## start Records for this exercise

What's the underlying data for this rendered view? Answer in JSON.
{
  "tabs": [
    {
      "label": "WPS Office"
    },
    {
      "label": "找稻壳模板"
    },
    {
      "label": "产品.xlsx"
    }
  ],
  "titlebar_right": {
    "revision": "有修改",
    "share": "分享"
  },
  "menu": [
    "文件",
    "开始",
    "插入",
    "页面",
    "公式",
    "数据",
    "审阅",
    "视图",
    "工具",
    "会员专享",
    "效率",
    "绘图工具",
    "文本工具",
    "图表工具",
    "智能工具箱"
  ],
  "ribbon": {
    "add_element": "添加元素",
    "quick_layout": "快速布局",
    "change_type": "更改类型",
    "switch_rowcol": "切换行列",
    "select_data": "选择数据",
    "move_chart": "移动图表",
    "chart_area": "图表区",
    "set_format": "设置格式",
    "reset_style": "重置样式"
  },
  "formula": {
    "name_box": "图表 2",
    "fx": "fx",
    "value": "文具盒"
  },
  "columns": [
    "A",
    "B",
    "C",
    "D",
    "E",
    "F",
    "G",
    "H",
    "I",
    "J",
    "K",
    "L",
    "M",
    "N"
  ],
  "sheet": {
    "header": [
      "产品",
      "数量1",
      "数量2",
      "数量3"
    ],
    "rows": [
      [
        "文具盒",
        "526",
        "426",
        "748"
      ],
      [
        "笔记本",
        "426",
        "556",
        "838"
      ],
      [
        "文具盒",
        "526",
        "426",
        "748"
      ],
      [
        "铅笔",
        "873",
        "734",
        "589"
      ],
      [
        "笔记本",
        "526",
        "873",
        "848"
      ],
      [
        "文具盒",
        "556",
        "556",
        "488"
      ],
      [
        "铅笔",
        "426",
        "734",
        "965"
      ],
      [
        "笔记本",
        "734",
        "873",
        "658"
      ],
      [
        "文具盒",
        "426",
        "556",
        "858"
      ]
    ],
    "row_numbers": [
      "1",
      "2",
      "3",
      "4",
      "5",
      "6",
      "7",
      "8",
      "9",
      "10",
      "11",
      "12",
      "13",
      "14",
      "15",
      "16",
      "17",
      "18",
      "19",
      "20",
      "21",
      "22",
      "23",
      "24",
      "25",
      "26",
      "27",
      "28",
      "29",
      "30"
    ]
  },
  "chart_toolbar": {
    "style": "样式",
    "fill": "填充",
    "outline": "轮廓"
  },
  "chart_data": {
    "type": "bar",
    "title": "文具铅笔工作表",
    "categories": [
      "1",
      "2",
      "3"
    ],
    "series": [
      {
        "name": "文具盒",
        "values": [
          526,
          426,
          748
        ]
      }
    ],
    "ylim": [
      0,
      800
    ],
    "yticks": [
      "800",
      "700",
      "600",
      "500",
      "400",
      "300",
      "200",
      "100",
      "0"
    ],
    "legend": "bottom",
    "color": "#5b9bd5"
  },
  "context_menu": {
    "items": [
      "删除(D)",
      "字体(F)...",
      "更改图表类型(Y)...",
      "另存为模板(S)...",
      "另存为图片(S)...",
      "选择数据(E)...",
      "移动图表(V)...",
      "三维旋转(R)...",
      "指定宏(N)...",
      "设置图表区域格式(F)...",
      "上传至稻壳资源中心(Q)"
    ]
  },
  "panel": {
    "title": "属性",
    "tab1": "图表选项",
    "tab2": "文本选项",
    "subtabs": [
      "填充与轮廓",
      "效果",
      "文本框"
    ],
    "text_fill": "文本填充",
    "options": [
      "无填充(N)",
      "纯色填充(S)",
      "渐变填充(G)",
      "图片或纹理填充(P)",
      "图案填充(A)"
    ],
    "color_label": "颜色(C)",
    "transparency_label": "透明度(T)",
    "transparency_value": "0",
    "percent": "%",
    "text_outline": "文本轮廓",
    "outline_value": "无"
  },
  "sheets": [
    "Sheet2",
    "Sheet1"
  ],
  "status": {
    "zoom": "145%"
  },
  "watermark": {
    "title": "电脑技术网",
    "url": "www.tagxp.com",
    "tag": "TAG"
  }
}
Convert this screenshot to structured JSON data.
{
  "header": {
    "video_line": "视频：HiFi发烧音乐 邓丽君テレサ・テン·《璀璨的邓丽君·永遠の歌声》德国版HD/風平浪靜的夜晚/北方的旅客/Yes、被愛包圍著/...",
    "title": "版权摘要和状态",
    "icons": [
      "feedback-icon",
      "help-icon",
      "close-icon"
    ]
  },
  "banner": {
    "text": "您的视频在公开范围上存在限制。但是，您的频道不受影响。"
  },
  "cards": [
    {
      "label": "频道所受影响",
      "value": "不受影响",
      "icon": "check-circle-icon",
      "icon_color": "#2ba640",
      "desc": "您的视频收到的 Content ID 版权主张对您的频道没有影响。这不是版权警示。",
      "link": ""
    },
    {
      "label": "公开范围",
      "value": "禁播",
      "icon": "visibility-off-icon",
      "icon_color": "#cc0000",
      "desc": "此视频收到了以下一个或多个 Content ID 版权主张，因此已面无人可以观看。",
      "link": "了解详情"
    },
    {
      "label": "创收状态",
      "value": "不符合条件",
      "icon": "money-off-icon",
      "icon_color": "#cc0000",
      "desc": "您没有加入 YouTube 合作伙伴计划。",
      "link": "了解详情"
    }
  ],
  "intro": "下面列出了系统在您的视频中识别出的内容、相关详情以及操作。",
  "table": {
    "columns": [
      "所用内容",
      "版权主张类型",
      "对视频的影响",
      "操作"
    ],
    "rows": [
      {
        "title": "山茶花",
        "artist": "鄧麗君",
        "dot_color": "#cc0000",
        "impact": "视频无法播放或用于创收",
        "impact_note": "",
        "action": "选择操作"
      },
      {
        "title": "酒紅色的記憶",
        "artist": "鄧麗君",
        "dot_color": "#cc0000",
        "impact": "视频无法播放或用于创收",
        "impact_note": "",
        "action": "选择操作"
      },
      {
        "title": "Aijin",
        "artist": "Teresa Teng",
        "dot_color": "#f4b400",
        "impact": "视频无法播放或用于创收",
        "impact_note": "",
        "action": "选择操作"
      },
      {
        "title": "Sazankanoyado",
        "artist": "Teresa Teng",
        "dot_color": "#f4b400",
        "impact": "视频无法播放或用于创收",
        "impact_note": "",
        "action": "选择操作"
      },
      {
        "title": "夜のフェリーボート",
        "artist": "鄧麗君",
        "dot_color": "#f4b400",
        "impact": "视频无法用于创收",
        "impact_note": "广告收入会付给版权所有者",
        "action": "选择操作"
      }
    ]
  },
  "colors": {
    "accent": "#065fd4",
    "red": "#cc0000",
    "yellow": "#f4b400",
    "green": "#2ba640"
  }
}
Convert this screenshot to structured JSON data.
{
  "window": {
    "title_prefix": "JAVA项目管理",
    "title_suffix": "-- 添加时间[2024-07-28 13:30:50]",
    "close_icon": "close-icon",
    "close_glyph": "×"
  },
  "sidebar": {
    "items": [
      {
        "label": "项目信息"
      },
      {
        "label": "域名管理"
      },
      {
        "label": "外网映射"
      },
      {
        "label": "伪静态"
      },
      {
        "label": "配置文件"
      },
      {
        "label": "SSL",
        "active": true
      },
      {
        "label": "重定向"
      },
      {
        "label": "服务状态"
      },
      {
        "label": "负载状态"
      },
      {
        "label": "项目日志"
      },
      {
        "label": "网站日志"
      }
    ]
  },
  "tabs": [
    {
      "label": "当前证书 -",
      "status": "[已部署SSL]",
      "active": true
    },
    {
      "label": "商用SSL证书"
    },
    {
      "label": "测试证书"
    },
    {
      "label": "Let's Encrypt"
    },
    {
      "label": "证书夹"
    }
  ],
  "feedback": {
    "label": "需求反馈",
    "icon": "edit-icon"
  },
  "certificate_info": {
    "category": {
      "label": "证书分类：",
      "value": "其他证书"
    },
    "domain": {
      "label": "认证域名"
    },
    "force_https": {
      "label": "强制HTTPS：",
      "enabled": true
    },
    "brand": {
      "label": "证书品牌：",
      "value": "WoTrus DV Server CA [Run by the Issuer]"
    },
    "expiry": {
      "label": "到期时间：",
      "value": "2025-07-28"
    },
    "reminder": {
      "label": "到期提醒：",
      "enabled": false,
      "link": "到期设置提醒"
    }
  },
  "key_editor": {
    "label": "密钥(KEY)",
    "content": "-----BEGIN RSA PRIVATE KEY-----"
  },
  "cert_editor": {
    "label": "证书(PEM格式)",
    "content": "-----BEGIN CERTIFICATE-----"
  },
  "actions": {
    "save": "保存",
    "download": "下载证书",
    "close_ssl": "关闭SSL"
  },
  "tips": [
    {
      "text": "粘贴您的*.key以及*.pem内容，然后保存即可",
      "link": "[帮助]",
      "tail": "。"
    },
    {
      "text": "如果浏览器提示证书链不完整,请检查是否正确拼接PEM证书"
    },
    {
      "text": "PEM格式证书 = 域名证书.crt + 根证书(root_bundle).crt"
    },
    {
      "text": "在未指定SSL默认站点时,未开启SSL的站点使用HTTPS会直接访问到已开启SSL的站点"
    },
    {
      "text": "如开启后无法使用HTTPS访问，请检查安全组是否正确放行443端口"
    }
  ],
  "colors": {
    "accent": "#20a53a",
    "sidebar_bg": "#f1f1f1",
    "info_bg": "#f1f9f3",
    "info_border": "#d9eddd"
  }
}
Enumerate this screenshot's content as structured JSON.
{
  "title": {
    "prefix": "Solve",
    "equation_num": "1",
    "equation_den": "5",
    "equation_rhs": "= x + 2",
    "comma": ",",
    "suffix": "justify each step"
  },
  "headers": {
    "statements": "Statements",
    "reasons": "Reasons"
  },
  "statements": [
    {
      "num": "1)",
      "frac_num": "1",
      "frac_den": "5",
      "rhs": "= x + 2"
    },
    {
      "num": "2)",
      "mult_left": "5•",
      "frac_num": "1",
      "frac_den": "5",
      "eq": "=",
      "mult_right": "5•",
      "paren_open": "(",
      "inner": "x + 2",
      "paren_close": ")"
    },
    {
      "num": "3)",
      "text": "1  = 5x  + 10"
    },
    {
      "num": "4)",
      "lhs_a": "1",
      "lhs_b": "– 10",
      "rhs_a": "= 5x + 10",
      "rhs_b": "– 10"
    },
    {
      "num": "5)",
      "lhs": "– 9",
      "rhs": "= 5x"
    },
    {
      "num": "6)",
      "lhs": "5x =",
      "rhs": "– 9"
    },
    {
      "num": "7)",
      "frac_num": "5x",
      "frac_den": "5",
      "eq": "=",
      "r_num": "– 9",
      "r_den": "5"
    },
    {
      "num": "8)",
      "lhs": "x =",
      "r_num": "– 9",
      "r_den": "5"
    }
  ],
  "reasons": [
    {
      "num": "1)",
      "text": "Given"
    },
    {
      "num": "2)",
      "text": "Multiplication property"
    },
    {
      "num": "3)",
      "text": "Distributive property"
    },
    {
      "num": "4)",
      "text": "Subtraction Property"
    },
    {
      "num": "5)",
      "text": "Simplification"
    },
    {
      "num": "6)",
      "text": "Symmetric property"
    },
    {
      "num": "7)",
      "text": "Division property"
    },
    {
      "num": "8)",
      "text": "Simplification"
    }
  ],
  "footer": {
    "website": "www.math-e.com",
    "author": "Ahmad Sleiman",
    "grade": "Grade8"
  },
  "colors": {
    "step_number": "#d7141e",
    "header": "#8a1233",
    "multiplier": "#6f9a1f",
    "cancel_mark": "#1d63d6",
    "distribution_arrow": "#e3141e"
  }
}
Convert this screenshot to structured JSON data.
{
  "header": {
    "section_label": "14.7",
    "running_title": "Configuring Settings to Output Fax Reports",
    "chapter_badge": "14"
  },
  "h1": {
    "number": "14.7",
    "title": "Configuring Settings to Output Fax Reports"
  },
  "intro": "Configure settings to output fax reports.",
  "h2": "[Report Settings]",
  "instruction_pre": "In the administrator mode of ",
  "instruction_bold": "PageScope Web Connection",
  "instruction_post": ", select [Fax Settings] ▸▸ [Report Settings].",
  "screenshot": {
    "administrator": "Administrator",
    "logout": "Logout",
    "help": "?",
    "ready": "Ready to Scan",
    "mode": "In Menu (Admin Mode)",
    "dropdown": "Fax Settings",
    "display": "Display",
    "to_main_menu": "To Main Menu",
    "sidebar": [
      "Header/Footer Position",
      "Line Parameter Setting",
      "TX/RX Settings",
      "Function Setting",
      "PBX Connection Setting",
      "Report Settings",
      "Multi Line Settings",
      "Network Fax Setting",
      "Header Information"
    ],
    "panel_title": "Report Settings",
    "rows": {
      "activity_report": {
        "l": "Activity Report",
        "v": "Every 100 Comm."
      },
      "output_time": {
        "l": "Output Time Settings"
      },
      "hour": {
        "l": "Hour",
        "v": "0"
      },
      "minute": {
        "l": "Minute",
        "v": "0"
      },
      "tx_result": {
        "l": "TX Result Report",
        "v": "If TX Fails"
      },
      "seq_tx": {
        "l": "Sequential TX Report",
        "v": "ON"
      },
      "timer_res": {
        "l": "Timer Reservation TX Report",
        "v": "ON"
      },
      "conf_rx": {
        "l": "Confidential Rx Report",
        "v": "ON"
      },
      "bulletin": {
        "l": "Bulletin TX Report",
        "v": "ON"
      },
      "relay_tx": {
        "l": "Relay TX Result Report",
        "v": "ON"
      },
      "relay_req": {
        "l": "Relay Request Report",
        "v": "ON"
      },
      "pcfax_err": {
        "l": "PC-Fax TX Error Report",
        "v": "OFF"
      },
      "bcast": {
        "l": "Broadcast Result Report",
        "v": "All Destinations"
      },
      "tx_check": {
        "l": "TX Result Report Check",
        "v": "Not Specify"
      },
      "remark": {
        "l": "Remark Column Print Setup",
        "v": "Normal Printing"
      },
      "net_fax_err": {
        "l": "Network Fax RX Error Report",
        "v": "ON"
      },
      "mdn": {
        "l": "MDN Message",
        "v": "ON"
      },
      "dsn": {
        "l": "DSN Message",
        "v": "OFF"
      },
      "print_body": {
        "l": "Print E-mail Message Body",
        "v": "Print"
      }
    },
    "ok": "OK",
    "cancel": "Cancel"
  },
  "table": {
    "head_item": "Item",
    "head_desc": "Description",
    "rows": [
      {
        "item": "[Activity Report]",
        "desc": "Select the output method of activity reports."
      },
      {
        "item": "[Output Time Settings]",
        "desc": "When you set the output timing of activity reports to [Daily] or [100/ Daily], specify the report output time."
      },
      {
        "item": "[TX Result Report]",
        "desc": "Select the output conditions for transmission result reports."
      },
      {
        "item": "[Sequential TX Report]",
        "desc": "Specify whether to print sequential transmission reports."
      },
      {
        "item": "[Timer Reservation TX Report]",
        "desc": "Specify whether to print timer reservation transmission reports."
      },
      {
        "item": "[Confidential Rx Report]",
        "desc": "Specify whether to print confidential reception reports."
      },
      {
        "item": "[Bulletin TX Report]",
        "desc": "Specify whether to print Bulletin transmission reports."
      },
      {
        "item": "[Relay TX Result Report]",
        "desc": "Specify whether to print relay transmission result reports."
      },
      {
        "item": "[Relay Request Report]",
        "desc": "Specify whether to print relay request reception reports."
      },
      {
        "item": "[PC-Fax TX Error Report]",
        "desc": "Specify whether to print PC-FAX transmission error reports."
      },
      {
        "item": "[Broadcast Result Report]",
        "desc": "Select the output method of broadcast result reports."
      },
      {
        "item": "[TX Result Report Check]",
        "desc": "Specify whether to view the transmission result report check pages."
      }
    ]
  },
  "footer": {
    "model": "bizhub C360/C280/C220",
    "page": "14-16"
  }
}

## end Records for this exercise

» What the exercise asks:
Gather all the lines that include the word "administrator" and copy them out.

» Completed exercise:
  "instruction_pre": "In the administrator mode of ",
    "administrator": "Administrator",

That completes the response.